Passage given –
How can Anti-Money Laundering support sustainable Fintech growth?
With experience as a lawyer and as Head of AML & Compliance for a number of banks in Europe, Simon has first-hand experience of the issues faced by MLRO’s and has also worked closely with regulatory authorities and both private and public bodies to advise on regulatory changes and new legislation. Simon is now focused on expanding to the UAE, with DX currently growing a team out of Hub71 in the ADGM.
Connect with and message Simon Dix on his MAGNiTT profile
The world of Fintech is ripe for growth in today's complex digital world, yet one of the concerns of growth for investors, clients, and staff, however, is how it can be sustainable and long-lasting.
With Fintech companies demonstrating some of the most well-known growth stories within the startup and innovation communities, the segment has grown dramatically. The problem is scaling Fintech compliance while growing. To ensure that you are able to remain compliant, keep a strong, clean reputation and avoid large fines while still managing to scale in a cost-effective manner.
What is Anti-Money Laundering?
One thing that often prevents startups from scaling easily is Anti-Money Laundering (AML) compliance, or more precisely a lack of understanding on this topic. AML is essentially the focus of international governments and supranational bodies to make it harder and less attractive for criminals to profit from the proceeds of large organised crime and corruption activity.

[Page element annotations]
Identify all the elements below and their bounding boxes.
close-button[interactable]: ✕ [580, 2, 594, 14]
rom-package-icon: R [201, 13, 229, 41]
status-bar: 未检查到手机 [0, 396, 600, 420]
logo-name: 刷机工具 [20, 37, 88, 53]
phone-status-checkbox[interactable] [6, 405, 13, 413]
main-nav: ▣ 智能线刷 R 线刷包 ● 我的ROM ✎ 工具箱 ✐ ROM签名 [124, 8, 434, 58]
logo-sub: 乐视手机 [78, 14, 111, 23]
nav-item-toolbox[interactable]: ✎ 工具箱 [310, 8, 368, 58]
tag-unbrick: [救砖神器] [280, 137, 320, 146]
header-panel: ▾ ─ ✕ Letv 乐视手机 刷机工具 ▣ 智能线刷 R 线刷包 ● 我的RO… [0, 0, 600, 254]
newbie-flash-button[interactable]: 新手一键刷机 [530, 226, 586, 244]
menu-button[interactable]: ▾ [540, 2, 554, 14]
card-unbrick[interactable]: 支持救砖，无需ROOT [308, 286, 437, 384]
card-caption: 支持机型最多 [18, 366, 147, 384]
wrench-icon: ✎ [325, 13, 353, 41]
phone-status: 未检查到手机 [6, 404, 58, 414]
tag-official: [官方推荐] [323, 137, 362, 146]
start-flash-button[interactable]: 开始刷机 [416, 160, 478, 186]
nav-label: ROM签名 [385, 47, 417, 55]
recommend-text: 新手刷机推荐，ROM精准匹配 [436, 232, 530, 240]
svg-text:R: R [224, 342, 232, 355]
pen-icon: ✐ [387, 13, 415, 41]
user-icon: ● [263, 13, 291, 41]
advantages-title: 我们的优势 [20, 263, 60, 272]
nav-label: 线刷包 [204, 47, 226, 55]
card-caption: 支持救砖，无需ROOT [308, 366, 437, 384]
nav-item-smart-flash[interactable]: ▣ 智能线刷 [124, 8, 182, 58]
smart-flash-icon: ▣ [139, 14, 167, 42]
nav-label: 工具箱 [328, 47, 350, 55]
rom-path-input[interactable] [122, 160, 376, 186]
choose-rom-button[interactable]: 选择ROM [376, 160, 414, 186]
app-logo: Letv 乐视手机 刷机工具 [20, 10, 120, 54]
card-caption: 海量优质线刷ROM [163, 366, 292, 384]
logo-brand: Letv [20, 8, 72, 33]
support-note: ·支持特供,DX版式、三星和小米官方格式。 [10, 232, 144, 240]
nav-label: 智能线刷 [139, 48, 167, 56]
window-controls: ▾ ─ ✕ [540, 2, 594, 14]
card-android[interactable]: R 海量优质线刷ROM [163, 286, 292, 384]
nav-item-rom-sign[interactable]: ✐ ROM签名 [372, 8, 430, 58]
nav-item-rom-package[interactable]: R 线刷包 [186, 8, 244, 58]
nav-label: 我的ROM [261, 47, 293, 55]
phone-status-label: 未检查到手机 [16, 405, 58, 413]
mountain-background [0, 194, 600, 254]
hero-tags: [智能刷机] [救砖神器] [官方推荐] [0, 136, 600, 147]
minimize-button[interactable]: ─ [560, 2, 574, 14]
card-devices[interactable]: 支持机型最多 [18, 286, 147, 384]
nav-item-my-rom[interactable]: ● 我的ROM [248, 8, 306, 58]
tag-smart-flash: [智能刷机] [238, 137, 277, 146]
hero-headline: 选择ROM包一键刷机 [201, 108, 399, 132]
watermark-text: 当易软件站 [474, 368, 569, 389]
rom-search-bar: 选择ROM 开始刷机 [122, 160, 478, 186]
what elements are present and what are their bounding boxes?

==

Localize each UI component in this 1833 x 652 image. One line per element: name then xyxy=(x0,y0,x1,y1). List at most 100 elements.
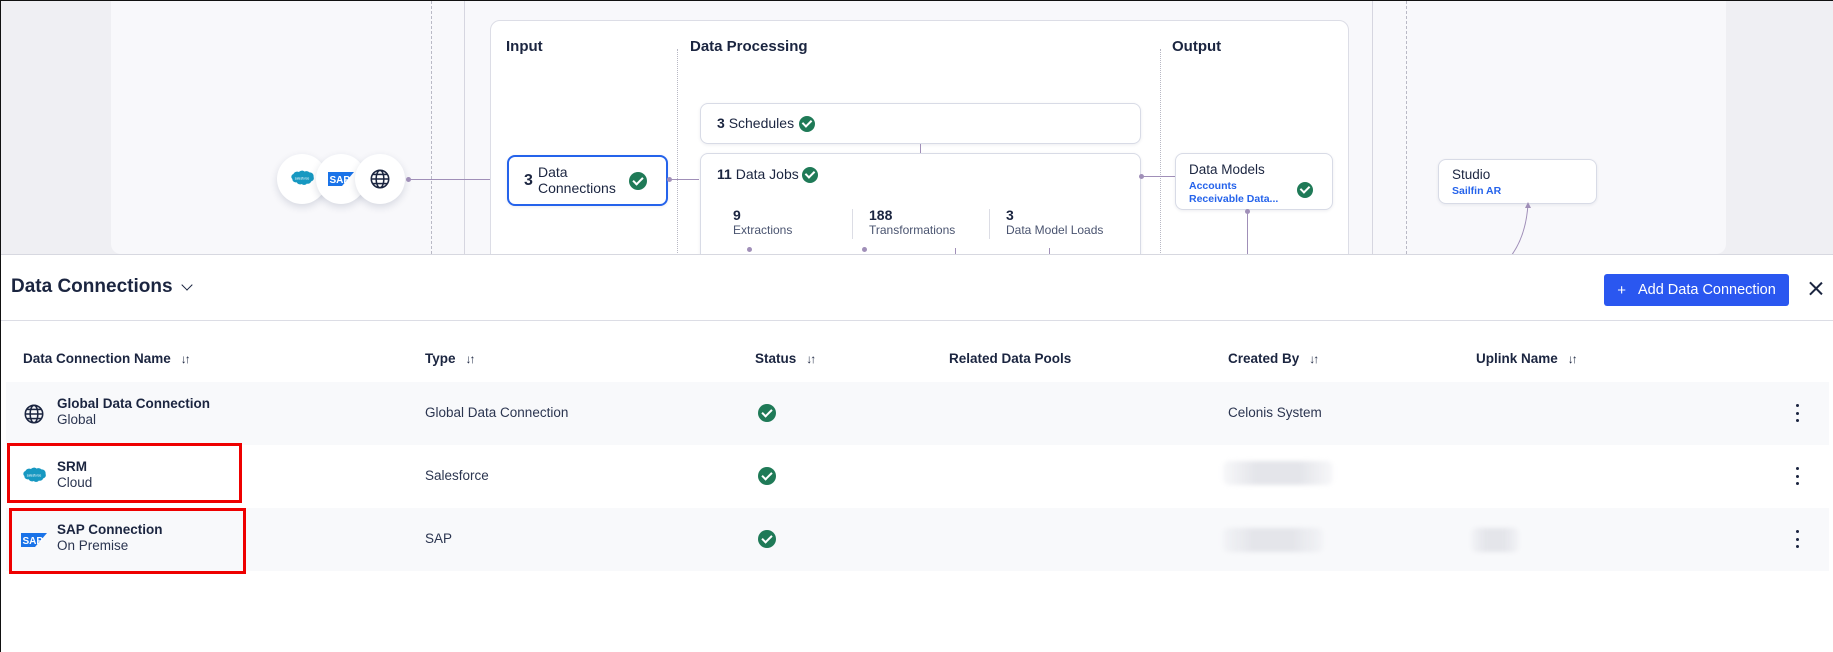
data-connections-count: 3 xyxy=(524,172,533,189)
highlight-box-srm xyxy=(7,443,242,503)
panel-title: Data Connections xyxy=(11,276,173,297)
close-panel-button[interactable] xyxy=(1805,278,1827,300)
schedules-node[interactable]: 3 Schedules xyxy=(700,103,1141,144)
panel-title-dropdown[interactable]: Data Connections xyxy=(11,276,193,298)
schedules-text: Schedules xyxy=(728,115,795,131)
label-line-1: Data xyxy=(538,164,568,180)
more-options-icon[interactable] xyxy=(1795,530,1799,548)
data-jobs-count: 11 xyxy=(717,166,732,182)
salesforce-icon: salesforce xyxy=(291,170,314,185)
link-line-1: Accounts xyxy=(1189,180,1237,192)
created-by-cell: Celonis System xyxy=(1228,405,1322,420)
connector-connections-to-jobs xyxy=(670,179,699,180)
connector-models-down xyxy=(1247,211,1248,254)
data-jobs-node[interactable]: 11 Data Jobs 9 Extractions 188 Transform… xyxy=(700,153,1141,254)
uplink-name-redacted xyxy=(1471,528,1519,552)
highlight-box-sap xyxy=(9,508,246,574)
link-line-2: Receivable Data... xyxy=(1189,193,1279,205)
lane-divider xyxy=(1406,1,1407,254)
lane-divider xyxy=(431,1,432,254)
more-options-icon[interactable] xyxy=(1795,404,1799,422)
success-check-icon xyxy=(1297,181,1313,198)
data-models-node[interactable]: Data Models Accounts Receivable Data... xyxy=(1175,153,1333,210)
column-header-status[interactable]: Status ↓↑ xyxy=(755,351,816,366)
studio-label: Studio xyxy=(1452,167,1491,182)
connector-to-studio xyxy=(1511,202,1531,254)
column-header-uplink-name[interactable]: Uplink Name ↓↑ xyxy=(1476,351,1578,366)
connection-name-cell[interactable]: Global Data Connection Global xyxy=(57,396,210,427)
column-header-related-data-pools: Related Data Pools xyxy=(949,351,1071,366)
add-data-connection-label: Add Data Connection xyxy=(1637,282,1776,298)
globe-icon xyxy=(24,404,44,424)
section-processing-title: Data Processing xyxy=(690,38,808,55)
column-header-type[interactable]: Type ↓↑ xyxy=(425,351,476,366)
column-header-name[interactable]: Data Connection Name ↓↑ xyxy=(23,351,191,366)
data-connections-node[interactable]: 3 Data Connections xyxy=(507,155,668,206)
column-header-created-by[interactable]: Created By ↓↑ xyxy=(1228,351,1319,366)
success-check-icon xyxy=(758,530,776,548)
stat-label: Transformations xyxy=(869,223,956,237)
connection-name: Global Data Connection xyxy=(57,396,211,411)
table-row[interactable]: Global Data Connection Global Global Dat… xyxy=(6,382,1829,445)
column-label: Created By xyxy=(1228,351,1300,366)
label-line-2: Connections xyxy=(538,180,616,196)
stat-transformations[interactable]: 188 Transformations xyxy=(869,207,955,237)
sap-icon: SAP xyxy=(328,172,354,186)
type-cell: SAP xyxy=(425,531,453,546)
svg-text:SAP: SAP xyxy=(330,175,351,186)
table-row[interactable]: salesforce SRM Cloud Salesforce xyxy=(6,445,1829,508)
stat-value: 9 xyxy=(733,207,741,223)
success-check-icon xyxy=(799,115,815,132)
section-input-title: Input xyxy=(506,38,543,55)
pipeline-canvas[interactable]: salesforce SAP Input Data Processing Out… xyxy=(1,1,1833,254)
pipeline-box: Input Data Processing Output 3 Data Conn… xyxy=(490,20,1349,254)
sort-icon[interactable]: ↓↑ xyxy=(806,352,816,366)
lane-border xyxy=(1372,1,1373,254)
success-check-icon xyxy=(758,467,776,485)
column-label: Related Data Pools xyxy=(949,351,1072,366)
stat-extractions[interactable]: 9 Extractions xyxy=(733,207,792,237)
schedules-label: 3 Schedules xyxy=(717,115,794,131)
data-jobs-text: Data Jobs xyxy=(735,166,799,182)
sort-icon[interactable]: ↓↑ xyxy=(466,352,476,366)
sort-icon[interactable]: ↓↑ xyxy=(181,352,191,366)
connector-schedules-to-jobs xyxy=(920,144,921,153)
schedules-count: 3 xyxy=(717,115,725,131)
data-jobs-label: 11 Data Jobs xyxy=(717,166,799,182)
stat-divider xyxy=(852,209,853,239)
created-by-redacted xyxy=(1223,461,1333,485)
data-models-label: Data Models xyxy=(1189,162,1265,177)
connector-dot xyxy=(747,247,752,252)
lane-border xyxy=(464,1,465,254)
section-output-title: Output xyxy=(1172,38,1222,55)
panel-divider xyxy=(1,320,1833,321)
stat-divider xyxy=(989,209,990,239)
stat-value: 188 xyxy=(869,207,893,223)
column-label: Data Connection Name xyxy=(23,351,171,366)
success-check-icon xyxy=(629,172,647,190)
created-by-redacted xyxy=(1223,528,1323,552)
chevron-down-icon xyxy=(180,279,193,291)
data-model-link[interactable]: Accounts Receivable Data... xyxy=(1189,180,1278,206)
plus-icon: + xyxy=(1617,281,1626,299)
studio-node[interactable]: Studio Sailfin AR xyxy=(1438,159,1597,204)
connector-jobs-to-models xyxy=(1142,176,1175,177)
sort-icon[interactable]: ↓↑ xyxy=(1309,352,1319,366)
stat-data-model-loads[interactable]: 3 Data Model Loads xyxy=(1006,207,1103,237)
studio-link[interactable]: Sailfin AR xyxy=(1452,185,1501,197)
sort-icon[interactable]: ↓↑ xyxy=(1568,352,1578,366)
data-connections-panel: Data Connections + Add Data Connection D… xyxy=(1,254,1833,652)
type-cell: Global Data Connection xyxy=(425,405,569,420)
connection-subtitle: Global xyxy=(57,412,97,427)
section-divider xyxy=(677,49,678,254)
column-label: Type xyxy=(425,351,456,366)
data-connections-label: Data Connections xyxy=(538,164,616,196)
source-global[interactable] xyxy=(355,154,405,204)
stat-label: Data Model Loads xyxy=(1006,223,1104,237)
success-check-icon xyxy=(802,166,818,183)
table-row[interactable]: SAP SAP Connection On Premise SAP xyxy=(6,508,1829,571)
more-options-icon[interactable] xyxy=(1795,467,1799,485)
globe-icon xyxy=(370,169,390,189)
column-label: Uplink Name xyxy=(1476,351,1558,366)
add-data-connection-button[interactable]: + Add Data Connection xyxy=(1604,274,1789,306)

Tasks to complete –
a) In the text on anti-money laundering and Fintech growth, which groups are named as having concerns about how growth can be sustainable?
b) Can you reproduce the records starting at the line that contains "data-connections-count: 3 xyxy=(524,172,533,189)" and ending after the line that contains "schedules-text: Schedules xyxy=(728,115,795,131)"?

Exercise answers –
a) Investors, clients, and staff.

b)
data-connections-count: 3 xyxy=(524,172,533,189)
highlight-box-srm xyxy=(7,443,242,503)
panel-title: Data Connections xyxy=(11,276,173,297)
close-panel-button[interactable] xyxy=(1805,278,1827,300)
schedules-node[interactable]: 3 Schedules xyxy=(700,103,1141,144)
panel-title-dropdown[interactable]: Data Connections xyxy=(11,276,193,298)
schedules-text: Schedules xyxy=(728,115,795,131)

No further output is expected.